* **WHAT IS ASKED**
How many lines of these entries hold the string "complaint"? Answer with the number alone.

* **PROVIDED DATA**
## BEGIN
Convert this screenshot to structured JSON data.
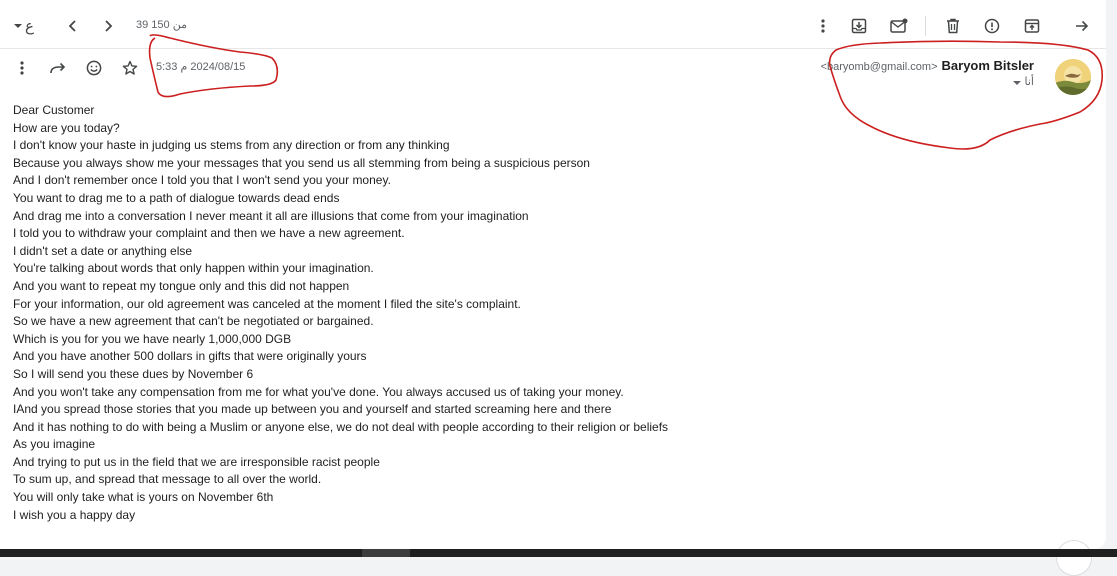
{
  "toolbar": {
    "language_label": "ع",
    "pager": "39 من 150",
    "icons": [
      "chevron-down-icon",
      "chevron-left-icon",
      "chevron-right-icon",
      "more-vert-icon",
      "move-to-inbox-icon",
      "mark-unread-icon",
      "trash-icon",
      "report-spam-icon",
      "archive-icon",
      "arrow-forward-icon"
    ]
  },
  "message_header": {
    "date": "5:33 م ‎2024/08/15",
    "icons": [
      "more-vert-icon",
      "forward-icon",
      "emoji-icon",
      "star-icon"
    ],
    "sender_name": "Baryom Bitsler",
    "sender_email": "<baryomb@gmail.com>",
    "recipient": "أنا"
  },
  "body": {
    "lines": [
      "Dear Customer",
      "How are you today?",
      "I don't know your haste in judging us stems from any direction or from any thinking",
      "Because you always show me your messages that you send us all stemming from being a suspicious person",
      "And I don't remember once I told you that I won't send you your money.",
      "You want to drag me to a path of dialogue towards dead ends",
      "And drag me into a conversation I never meant it all are illusions that come from your imagination",
      "I told you to withdraw your complaint and then we have a new agreement.",
      "I didn't set a date or anything else",
      "You're talking about words that only happen within your imagination.",
      "And you want to repeat my tongue only and this did not happen",
      "For your information, our old agreement was canceled at the moment I filed the site's complaint.",
      "So we have a new agreement that can't be negotiated or bargained.",
      "Which is you for you we have nearly 1,000,000 DGB",
      "And you have another 500 dollars in gifts that were originally yours",
      "So I will send you these dues by November 6",
      "And you won't take any compensation from me for what you've done. You always accused us of taking your money.",
      "IAnd you spread those stories that you made up between you and yourself and started screaming here and there",
      "And it has nothing to do with being a Muslim or anyone else, we do not deal with people according to their religion or beliefs",
      "As you imagine",
      "And trying to put us in the field that we are irresponsible racist people",
      "To sum up, and spread that message to all over the world.",
      "You will only take what is yours on November 6th",
      "I wish you a happy day"
    ]
  },
  "colors": {
    "annotation": "#cc1f1f",
    "icon": "#444746",
    "text": "#1f1f1f"
  }
}
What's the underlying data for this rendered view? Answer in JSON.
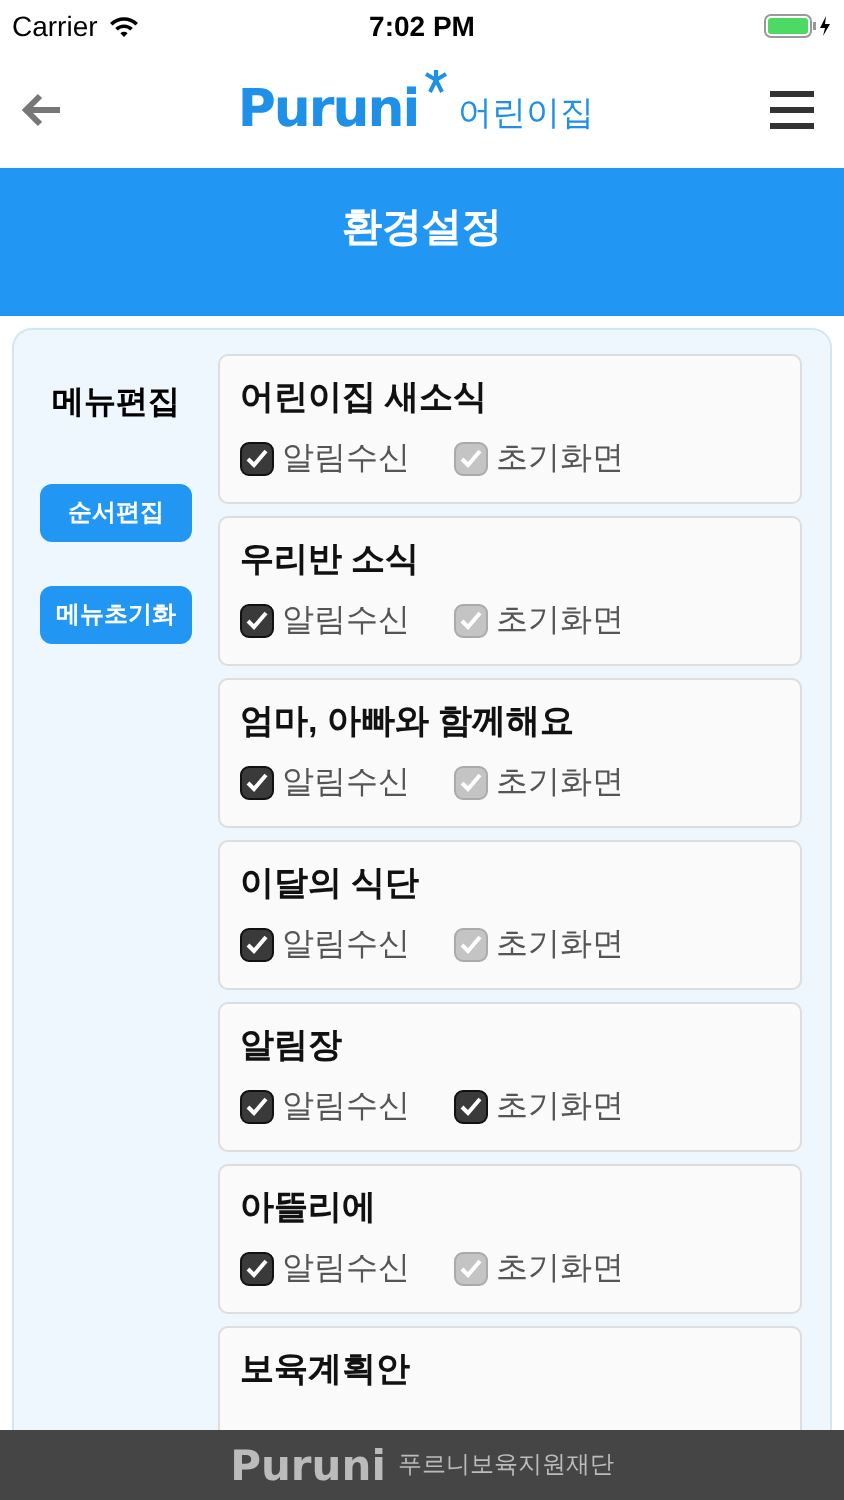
{
  "status_bar": {
    "carrier": "Carrier",
    "time": "7:02 PM"
  },
  "header": {
    "logo": "Puruni",
    "subtitle": "어린이집"
  },
  "banner": {
    "title": "환경설정"
  },
  "sidebar": {
    "title": "메뉴편집",
    "buttons": [
      "순서편집",
      "메뉴초기화"
    ]
  },
  "menus": [
    {
      "title": "어린이집 새소식",
      "options": [
        {
          "label": "알림수신",
          "checked": true
        },
        {
          "label": "초기화면",
          "checked": false
        }
      ]
    },
    {
      "title": "우리반 소식",
      "options": [
        {
          "label": "알림수신",
          "checked": true
        },
        {
          "label": "초기화면",
          "checked": false
        }
      ]
    },
    {
      "title": "엄마, 아빠와 함께해요",
      "options": [
        {
          "label": "알림수신",
          "checked": true
        },
        {
          "label": "초기화면",
          "checked": false
        }
      ]
    },
    {
      "title": "이달의 식단",
      "options": [
        {
          "label": "알림수신",
          "checked": true
        },
        {
          "label": "초기화면",
          "checked": false
        }
      ]
    },
    {
      "title": "알림장",
      "options": [
        {
          "label": "알림수신",
          "checked": true
        },
        {
          "label": "초기화면",
          "checked": true
        }
      ]
    },
    {
      "title": "아뜰리에",
      "options": [
        {
          "label": "알림수신",
          "checked": true
        },
        {
          "label": "초기화면",
          "checked": false
        }
      ]
    },
    {
      "title": "보육계획안"
    }
  ],
  "footer": {
    "logo": "Puruni",
    "text": "푸르니보육지원재단"
  }
}
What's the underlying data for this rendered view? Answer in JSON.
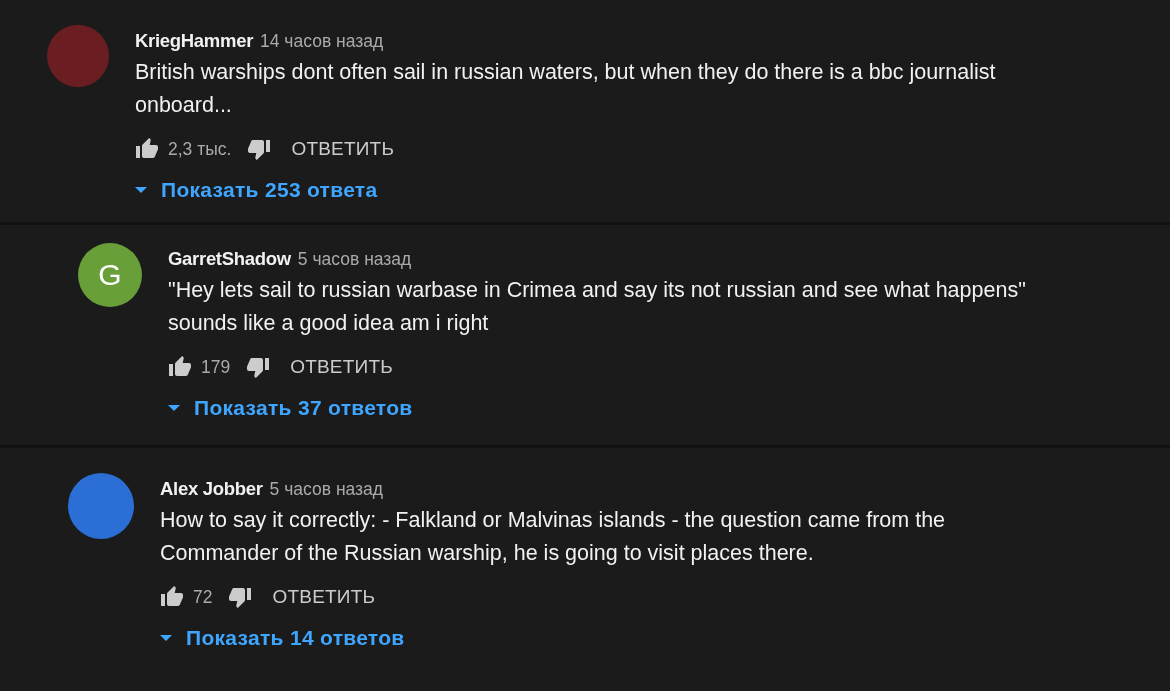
{
  "comments": [
    {
      "author": "KriegHammer",
      "time": "14 часов назад",
      "text": "British warships dont often sail in russian waters, but when they do there is a bbc journalist onboard...",
      "avatar": {
        "kind": "image"
      },
      "likes": "2,3 тыс.",
      "reply_label": "ОТВЕТИТЬ",
      "show_replies": "Показать 253 ответа"
    },
    {
      "author": "GarretShadow",
      "time": "5 часов назад",
      "text": "\"Hey lets sail to russian warbase in Crimea and say its not russian and see what happens\" sounds like a good idea am i right",
      "avatar": {
        "kind": "letter",
        "letter": "G",
        "color": "#689f38"
      },
      "likes": "179",
      "reply_label": "ОТВЕТИТЬ",
      "show_replies": "Показать 37 ответов"
    },
    {
      "author": "Alex Jobber",
      "time": "5 часов назад",
      "text": "How to say it correctly: - Falkland or Malvinas islands - the question came from the Commander of the Russian warship, he is going to visit places there.",
      "avatar": {
        "kind": "image"
      },
      "likes": "72",
      "reply_label": "ОТВЕТИТЬ",
      "show_replies": "Показать 14 ответов"
    }
  ]
}
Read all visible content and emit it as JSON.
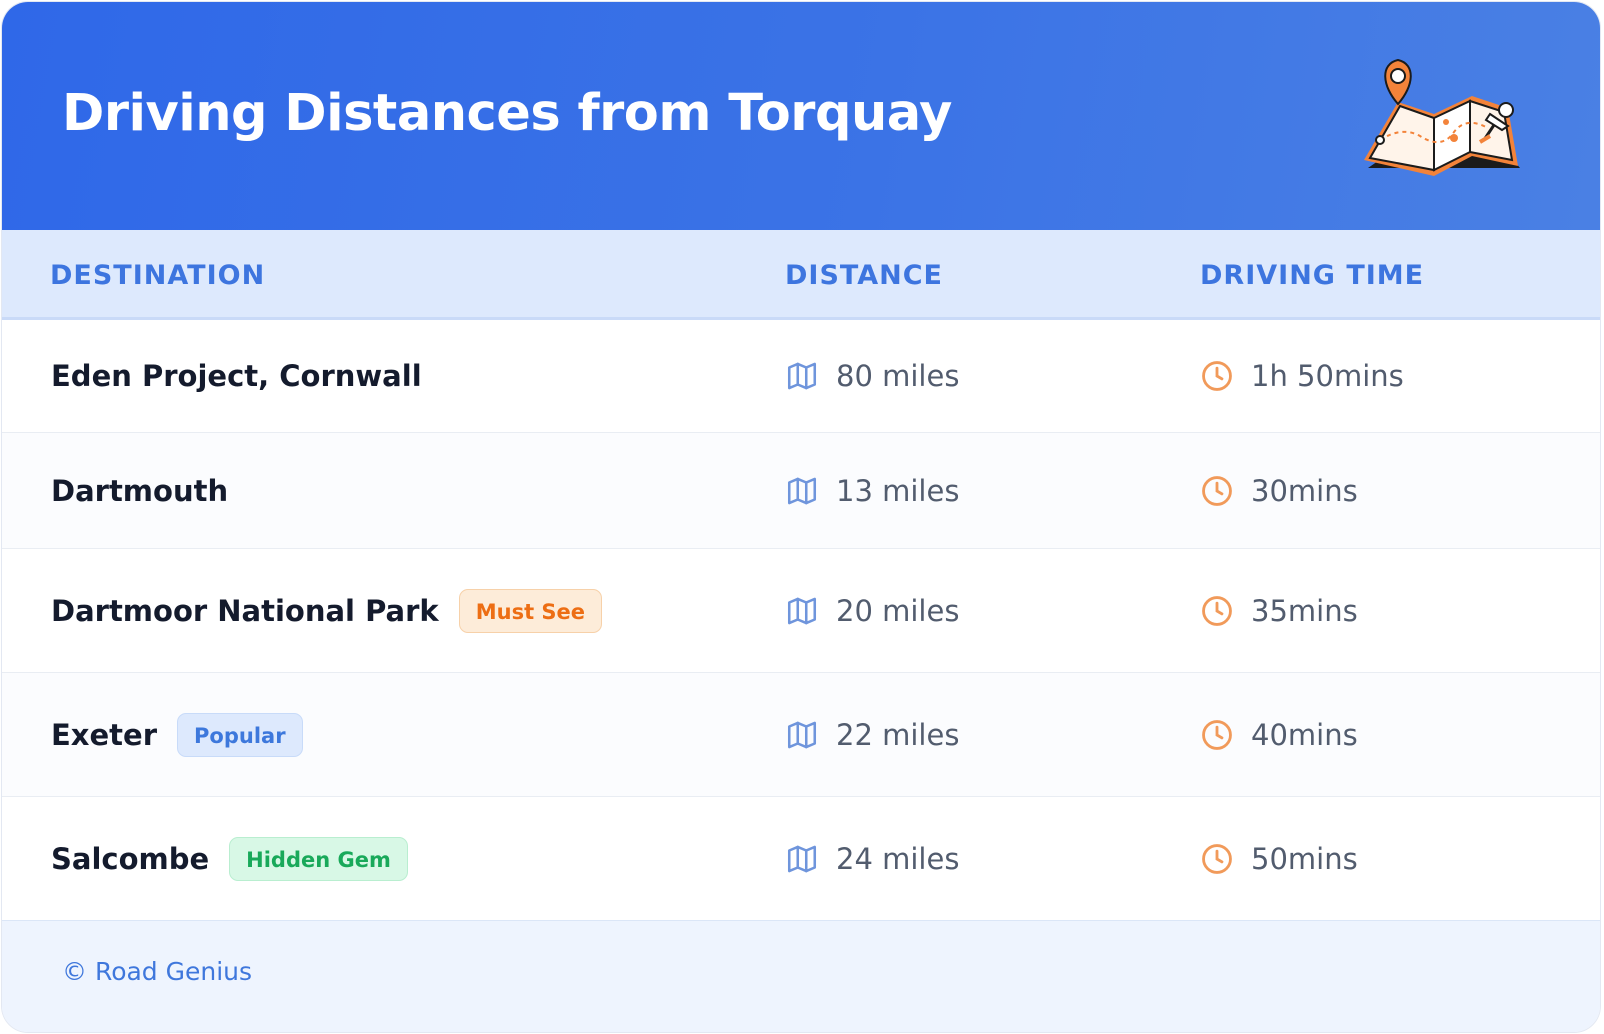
{
  "header": {
    "title": "Driving Distances from Torquay",
    "illustration_icon": "map-pin-illustration"
  },
  "table": {
    "columns": [
      "DESTINATION",
      "DISTANCE",
      "DRIVING TIME"
    ],
    "distance_icon": "map-icon",
    "time_icon": "clock-icon",
    "rows": [
      {
        "destination": "Eden Project, Cornwall",
        "badge": "",
        "distance": "80 miles",
        "time": "1h 50mins"
      },
      {
        "destination": "Dartmouth",
        "badge": "",
        "distance": "13 miles",
        "time": "30mins"
      },
      {
        "destination": "Dartmoor National Park",
        "badge": "Must See",
        "badge_color": "#ed6e14",
        "distance": "20 miles",
        "time": "35mins"
      },
      {
        "destination": "Exeter",
        "badge": "Popular",
        "badge_color": "#3d78dc",
        "distance": "22 miles",
        "time": "40mins"
      },
      {
        "destination": "Salcombe",
        "badge": "Hidden Gem",
        "badge_color": "#19a95a",
        "distance": "24 miles",
        "time": "50mins"
      }
    ]
  },
  "footer": {
    "text": "© Road Genius"
  },
  "colors": {
    "header_start": "#2f68e8",
    "header_end": "#4a80e4",
    "column_header_bg": "#dde9fd",
    "column_header_text": "#3d75df",
    "map_icon": "#6f95dc",
    "clock_icon": "#f19a5a",
    "footer_bg": "#eef4fe",
    "footer_text": "#3f77dc"
  }
}
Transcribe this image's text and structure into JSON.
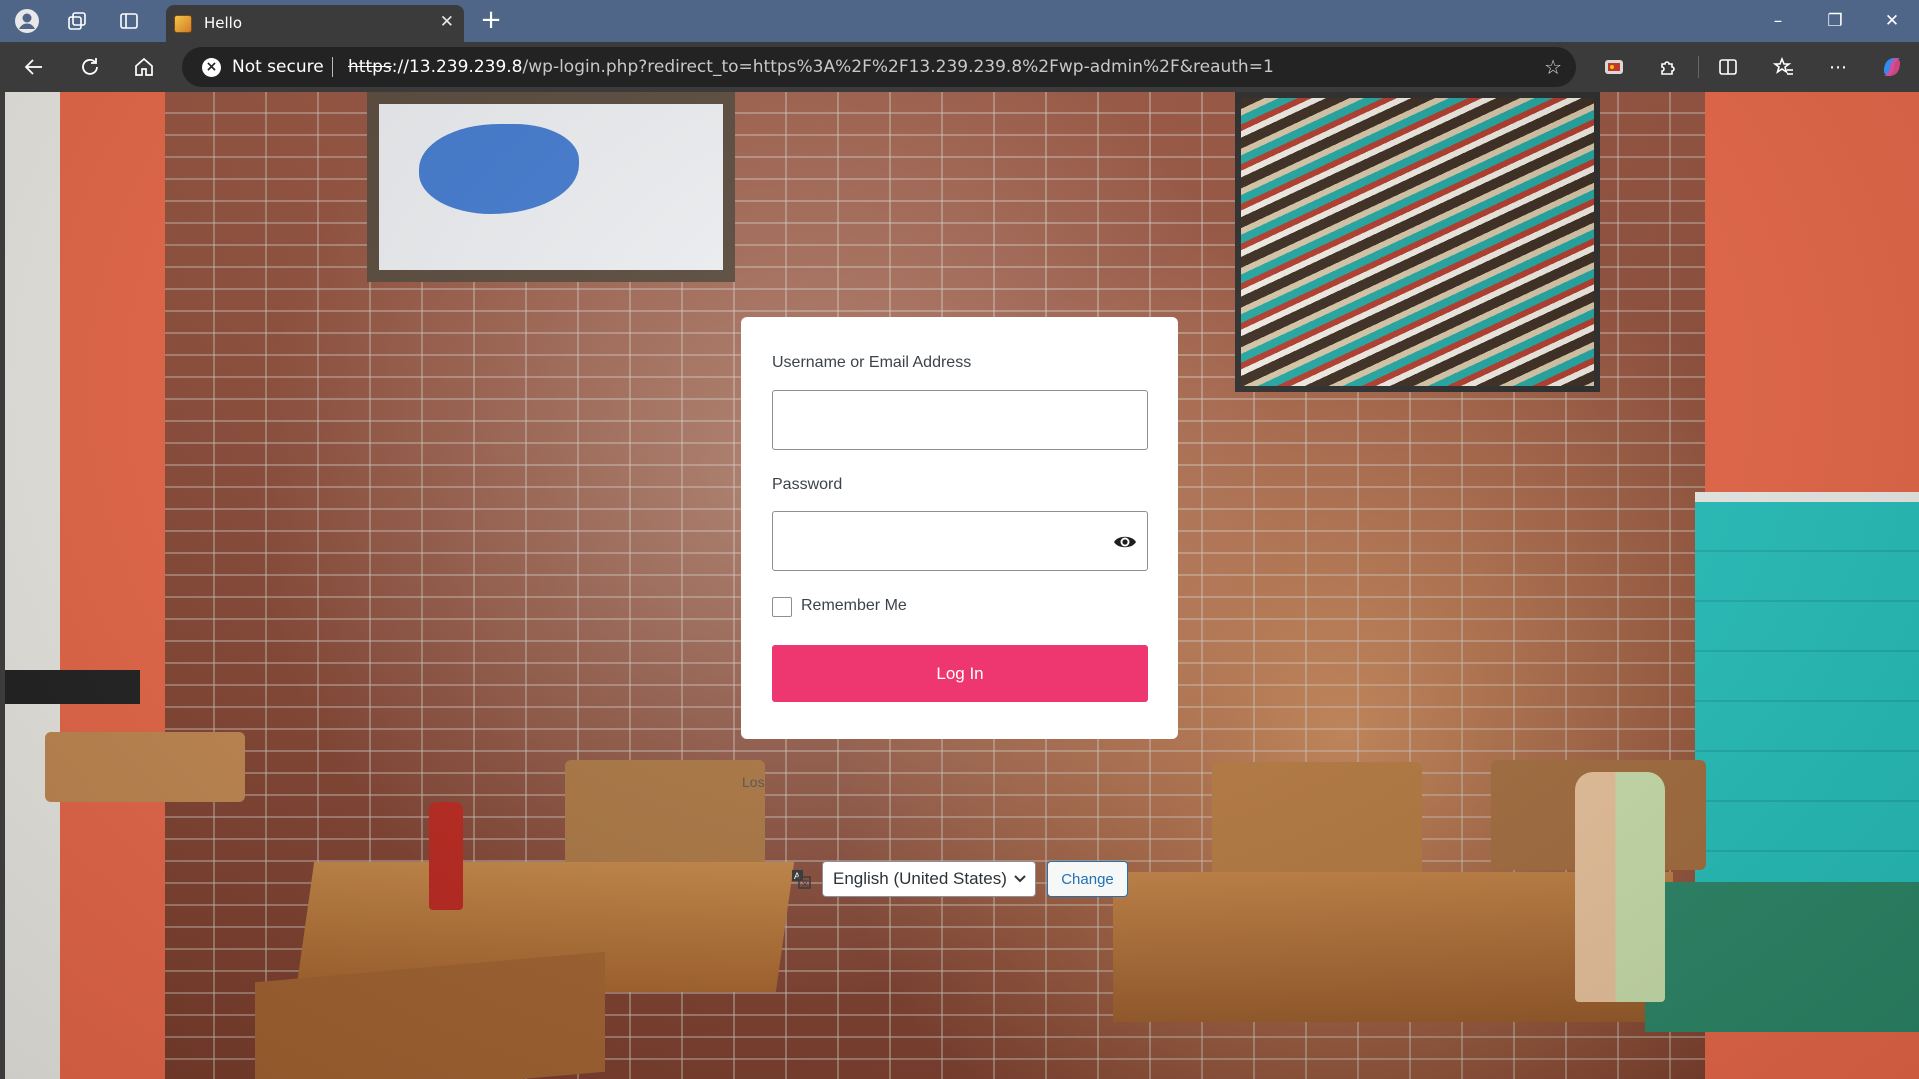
## END
* **CORRECT RESULT**
2